* Given problem
Extract all lines containing "name".

* Chart and figure data

■ ■ ■ ■ ■ ■ ■

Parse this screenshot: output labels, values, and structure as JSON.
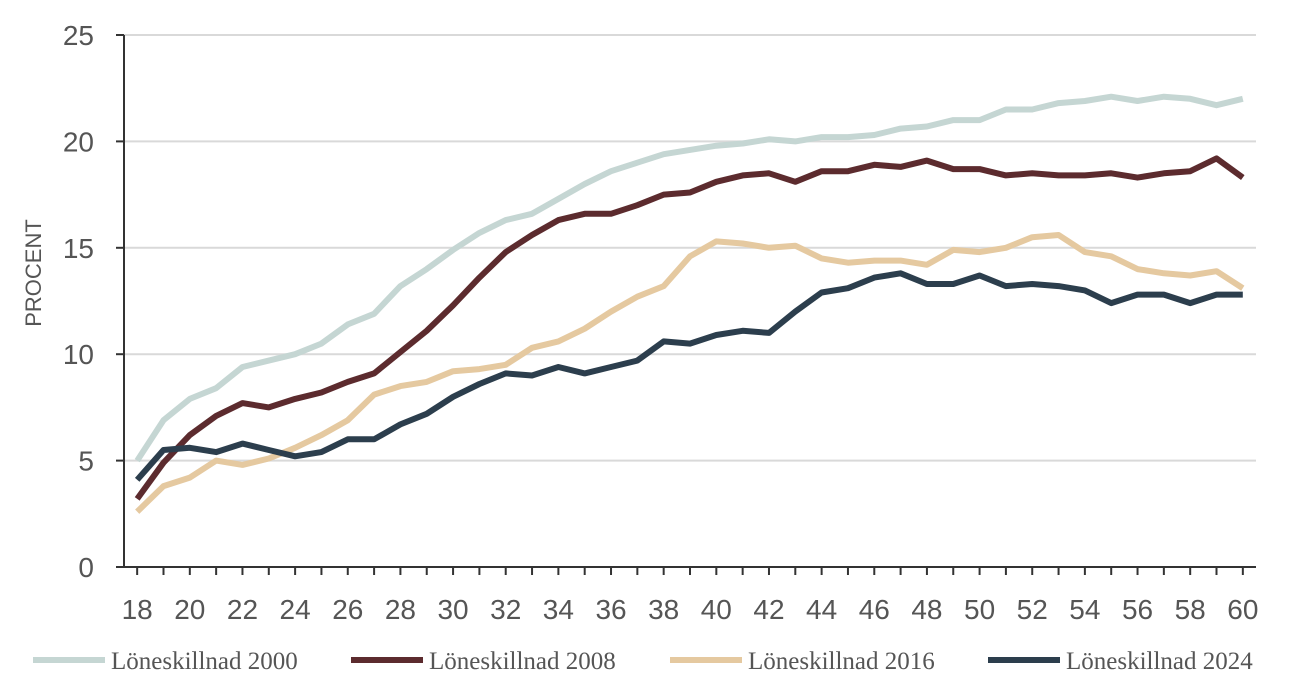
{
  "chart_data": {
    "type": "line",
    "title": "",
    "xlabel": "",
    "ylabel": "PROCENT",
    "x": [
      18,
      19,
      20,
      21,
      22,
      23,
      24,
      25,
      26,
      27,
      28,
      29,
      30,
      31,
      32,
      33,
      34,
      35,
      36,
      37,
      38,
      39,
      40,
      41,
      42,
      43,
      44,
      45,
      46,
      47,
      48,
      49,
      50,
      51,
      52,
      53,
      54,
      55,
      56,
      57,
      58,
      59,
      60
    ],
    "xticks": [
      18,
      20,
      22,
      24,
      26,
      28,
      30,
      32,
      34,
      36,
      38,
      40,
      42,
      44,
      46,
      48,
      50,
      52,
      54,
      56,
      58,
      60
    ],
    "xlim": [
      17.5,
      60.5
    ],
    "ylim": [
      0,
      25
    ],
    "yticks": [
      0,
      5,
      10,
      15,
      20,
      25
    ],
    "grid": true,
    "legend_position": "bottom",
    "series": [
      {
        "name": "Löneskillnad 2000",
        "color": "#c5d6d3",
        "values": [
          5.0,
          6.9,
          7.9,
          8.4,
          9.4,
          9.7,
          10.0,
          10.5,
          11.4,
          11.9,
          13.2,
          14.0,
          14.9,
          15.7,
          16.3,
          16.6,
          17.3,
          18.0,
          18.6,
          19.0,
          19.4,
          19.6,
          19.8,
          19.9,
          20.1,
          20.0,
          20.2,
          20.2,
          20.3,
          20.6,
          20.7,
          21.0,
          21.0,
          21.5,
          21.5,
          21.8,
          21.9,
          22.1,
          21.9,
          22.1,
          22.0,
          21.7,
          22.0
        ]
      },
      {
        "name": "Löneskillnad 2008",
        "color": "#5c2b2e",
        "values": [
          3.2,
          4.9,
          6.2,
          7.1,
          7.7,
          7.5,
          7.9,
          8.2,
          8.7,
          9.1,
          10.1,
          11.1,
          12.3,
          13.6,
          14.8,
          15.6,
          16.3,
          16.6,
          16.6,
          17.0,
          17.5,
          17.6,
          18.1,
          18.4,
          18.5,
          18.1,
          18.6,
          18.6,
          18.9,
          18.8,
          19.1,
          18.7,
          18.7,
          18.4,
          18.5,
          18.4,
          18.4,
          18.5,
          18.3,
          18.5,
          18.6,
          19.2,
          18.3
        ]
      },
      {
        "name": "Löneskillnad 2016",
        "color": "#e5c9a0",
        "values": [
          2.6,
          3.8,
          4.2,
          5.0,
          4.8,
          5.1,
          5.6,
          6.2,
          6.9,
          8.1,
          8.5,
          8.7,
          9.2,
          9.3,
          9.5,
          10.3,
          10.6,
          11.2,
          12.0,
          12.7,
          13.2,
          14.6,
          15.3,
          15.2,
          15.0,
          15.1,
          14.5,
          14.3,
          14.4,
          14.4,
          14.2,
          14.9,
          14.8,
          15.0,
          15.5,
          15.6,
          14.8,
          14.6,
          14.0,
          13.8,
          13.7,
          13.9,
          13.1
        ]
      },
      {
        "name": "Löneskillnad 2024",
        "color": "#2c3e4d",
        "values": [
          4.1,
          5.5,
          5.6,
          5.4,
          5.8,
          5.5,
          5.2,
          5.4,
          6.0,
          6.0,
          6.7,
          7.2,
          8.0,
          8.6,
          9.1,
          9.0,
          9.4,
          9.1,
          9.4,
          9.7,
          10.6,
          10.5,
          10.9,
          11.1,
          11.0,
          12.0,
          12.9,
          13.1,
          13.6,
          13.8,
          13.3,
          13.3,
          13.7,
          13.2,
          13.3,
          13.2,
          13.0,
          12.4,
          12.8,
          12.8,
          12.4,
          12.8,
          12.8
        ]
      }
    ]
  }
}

■ ■ ■ ■ ■ ■ ■

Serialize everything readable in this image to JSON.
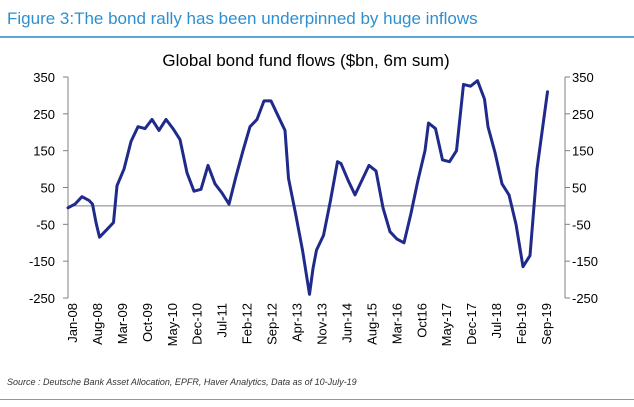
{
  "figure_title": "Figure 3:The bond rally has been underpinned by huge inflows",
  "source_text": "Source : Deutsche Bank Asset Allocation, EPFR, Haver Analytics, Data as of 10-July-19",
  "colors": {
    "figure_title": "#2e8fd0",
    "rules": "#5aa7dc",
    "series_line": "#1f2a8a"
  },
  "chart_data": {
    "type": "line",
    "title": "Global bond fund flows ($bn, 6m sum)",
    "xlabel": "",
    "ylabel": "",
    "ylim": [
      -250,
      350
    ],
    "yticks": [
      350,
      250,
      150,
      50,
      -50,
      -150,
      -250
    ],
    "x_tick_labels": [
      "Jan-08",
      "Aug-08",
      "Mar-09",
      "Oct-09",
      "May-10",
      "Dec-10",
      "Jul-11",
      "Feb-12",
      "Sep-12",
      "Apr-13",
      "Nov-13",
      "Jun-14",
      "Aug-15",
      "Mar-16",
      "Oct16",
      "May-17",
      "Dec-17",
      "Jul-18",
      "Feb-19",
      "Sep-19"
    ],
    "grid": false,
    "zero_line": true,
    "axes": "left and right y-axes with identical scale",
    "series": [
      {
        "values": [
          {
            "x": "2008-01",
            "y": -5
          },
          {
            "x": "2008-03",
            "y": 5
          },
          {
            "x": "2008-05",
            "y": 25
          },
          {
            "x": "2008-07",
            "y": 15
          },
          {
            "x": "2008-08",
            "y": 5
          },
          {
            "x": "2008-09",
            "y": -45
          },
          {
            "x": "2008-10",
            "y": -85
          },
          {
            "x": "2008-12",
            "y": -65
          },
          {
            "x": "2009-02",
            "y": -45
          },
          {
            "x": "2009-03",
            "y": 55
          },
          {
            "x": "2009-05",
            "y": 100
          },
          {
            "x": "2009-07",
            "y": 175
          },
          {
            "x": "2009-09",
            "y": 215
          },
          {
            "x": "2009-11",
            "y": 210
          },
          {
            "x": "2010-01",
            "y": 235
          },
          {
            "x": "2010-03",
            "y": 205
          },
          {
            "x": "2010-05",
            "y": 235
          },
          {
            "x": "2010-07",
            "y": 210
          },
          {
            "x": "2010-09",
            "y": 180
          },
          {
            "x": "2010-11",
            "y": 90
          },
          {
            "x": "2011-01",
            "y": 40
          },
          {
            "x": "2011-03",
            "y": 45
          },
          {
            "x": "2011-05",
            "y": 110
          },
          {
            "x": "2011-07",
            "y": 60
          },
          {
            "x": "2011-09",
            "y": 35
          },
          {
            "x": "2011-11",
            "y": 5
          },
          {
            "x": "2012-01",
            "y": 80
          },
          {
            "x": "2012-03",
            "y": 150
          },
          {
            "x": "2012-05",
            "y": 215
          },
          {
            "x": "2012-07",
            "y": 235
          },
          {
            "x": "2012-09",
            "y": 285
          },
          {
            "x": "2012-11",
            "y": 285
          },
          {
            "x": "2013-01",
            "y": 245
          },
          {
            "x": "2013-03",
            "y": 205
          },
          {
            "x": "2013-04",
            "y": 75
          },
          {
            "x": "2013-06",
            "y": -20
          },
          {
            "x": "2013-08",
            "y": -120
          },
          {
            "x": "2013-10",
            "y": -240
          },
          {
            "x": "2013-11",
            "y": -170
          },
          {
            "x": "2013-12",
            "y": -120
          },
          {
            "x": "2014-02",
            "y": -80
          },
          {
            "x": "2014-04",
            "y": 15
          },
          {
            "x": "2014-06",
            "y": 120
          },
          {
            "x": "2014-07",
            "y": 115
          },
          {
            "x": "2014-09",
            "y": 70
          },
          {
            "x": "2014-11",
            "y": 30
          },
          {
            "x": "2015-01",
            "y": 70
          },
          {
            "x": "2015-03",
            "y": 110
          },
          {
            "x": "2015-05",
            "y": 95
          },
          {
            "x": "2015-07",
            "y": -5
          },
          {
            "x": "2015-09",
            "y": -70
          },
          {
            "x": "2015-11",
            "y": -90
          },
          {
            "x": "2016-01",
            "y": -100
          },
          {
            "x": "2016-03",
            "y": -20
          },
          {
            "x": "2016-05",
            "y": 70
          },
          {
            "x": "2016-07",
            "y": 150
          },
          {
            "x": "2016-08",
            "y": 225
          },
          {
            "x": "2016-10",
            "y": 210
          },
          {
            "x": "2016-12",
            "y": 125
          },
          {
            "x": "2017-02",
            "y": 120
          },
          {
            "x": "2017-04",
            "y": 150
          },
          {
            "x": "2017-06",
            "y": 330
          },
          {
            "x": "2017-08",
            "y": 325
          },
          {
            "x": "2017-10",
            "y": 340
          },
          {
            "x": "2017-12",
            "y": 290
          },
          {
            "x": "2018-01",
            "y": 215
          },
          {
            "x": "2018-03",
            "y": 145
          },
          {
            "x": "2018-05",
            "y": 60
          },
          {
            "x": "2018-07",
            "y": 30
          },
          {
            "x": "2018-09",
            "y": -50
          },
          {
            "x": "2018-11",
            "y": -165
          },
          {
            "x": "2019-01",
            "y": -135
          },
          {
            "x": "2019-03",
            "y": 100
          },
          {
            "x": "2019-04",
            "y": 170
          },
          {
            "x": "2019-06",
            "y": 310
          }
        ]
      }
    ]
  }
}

■ ■ ■ ■ ■ ■ ■

* Task solution
        "name": "Löneskillnad 2000",
        "name": "Löneskillnad 2008",
        "name": "Löneskillnad 2016",
        "name": "Löneskillnad 2024",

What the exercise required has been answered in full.